**WRITTEN EXERCISE**
Identify the lines that include the word "icon", then copy all of them.

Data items
──────────
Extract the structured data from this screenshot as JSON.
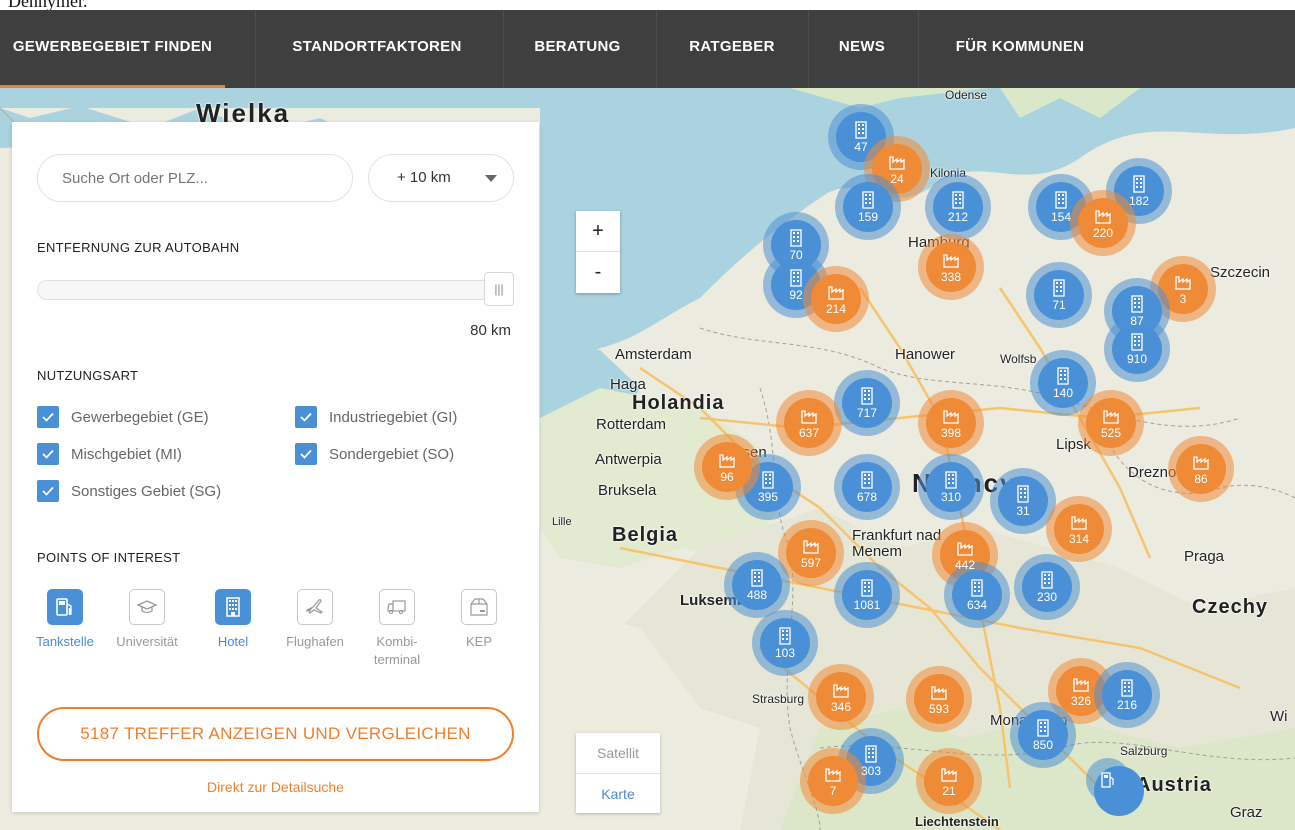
{
  "top_cut_text": "Dennymer.",
  "nav": {
    "items": [
      {
        "label": "GEWERBEGEBIET FINDEN",
        "active": true
      },
      {
        "label": "STANDORTFAKTOREN"
      },
      {
        "label": "BERATUNG"
      },
      {
        "label": "RATGEBER"
      },
      {
        "label": "NEWS"
      },
      {
        "label": "FÜR KOMMUNEN"
      }
    ]
  },
  "panel": {
    "search_placeholder": "Suche Ort oder PLZ...",
    "radius_value": "+ 10 km",
    "autobahn_title": "ENTFERNUNG ZUR AUTOBAHN",
    "slider_handle": "|||",
    "slider_value": "80 km",
    "nutzungsart_title": "NUTZUNGSART",
    "nutzungsart": [
      {
        "label": "Gewerbegebiet (GE)",
        "checked": true
      },
      {
        "label": "Industriegebiet (GI)",
        "checked": true
      },
      {
        "label": "Mischgebiet (MI)",
        "checked": true
      },
      {
        "label": "Sondergebiet (SO)",
        "checked": true
      },
      {
        "label": "Sonstiges Gebiet (SG)",
        "checked": true
      }
    ],
    "poi_title": "POINTS OF INTEREST",
    "poi": [
      {
        "label": "Tankstelle",
        "icon": "fuel-icon",
        "active": true
      },
      {
        "label": "Universität",
        "icon": "graduation-cap-icon",
        "active": false
      },
      {
        "label": "Hotel",
        "icon": "hotel-icon",
        "active": true
      },
      {
        "label": "Flughafen",
        "icon": "airplane-icon",
        "active": false
      },
      {
        "label": "Kombi-terminal",
        "label_line1": "Kombi-",
        "label_line2": "terminal",
        "icon": "truck-icon",
        "active": false
      },
      {
        "label": "KEP",
        "icon": "package-icon",
        "active": false
      }
    ],
    "cta_label": "5187 TREFFER ANZEIGEN UND VERGLEICHEN",
    "detail_link": "Direkt zur Detailsuche"
  },
  "map": {
    "zoom_in": "+",
    "zoom_out": "-",
    "map_type": {
      "satellite": "Satellit",
      "map": "Karte"
    },
    "place_labels": [
      "Wielka",
      "Odense",
      "Kilonia",
      "Szczecin",
      "Amsterdam",
      "Haga",
      "Holandia",
      "Rotterdam",
      "Hanower",
      "Wolfsb",
      "Antwerpia",
      "Essen",
      "Lipsk",
      "Drezno",
      "Bruksela",
      "Lille",
      "Belgia",
      "Frankfurt nad Menem",
      "Praga",
      "Luksemb",
      "Czechy",
      "Strasburg",
      "Monachium",
      "Salzburg",
      "Austria",
      "Wi",
      "Graz",
      "Liechtenstein",
      "Niemcy",
      "Hamburg"
    ],
    "clusters": [
      {
        "count": "47",
        "kind": "hotel"
      },
      {
        "count": "24",
        "kind": "industry"
      },
      {
        "count": "159",
        "kind": "hotel"
      },
      {
        "count": "212",
        "kind": "hotel"
      },
      {
        "count": "154",
        "kind": "hotel"
      },
      {
        "count": "182",
        "kind": "hotel"
      },
      {
        "count": "220",
        "kind": "industry"
      },
      {
        "count": "70",
        "kind": "hotel"
      },
      {
        "count": "338",
        "kind": "industry"
      },
      {
        "count": "92",
        "kind": "hotel"
      },
      {
        "count": "214",
        "kind": "industry"
      },
      {
        "count": "71",
        "kind": "hotel"
      },
      {
        "count": "3",
        "kind": "industry"
      },
      {
        "count": "87",
        "kind": "hotel"
      },
      {
        "count": "910",
        "kind": "hotel"
      },
      {
        "count": "140",
        "kind": "hotel"
      },
      {
        "count": "717",
        "kind": "hotel"
      },
      {
        "count": "637",
        "kind": "industry"
      },
      {
        "count": "398",
        "kind": "industry"
      },
      {
        "count": "525",
        "kind": "industry"
      },
      {
        "count": "395",
        "kind": "hotel"
      },
      {
        "count": "96",
        "kind": "industry"
      },
      {
        "count": "678",
        "kind": "hotel"
      },
      {
        "count": "310",
        "kind": "hotel"
      },
      {
        "count": "31",
        "kind": "hotel"
      },
      {
        "count": "86",
        "kind": "industry"
      },
      {
        "count": "314",
        "kind": "industry"
      },
      {
        "count": "597",
        "kind": "industry"
      },
      {
        "count": "442",
        "kind": "industry"
      },
      {
        "count": "488",
        "kind": "hotel"
      },
      {
        "count": "1081",
        "kind": "hotel"
      },
      {
        "count": "634",
        "kind": "hotel"
      },
      {
        "count": "230",
        "kind": "hotel"
      },
      {
        "count": "103",
        "kind": "hotel"
      },
      {
        "count": "346",
        "kind": "industry"
      },
      {
        "count": "593",
        "kind": "industry"
      },
      {
        "count": "326",
        "kind": "industry"
      },
      {
        "count": "216",
        "kind": "hotel"
      },
      {
        "count": "850",
        "kind": "hotel"
      },
      {
        "count": "303",
        "kind": "hotel"
      },
      {
        "count": "7",
        "kind": "industry"
      },
      {
        "count": "21",
        "kind": "industry"
      },
      {
        "count": "",
        "kind": "fuel"
      }
    ]
  },
  "colors": {
    "accent": "#ee7f2d",
    "blue": "#4a90d6",
    "nav_bg": "#3f3f3f"
  }
}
──────────
**OUTPUT**
        "icon": "fuel-icon",
        "icon": "graduation-cap-icon",
        "icon": "hotel-icon",
        "icon": "airplane-icon",
        "icon": "truck-icon",
        "icon": "package-icon",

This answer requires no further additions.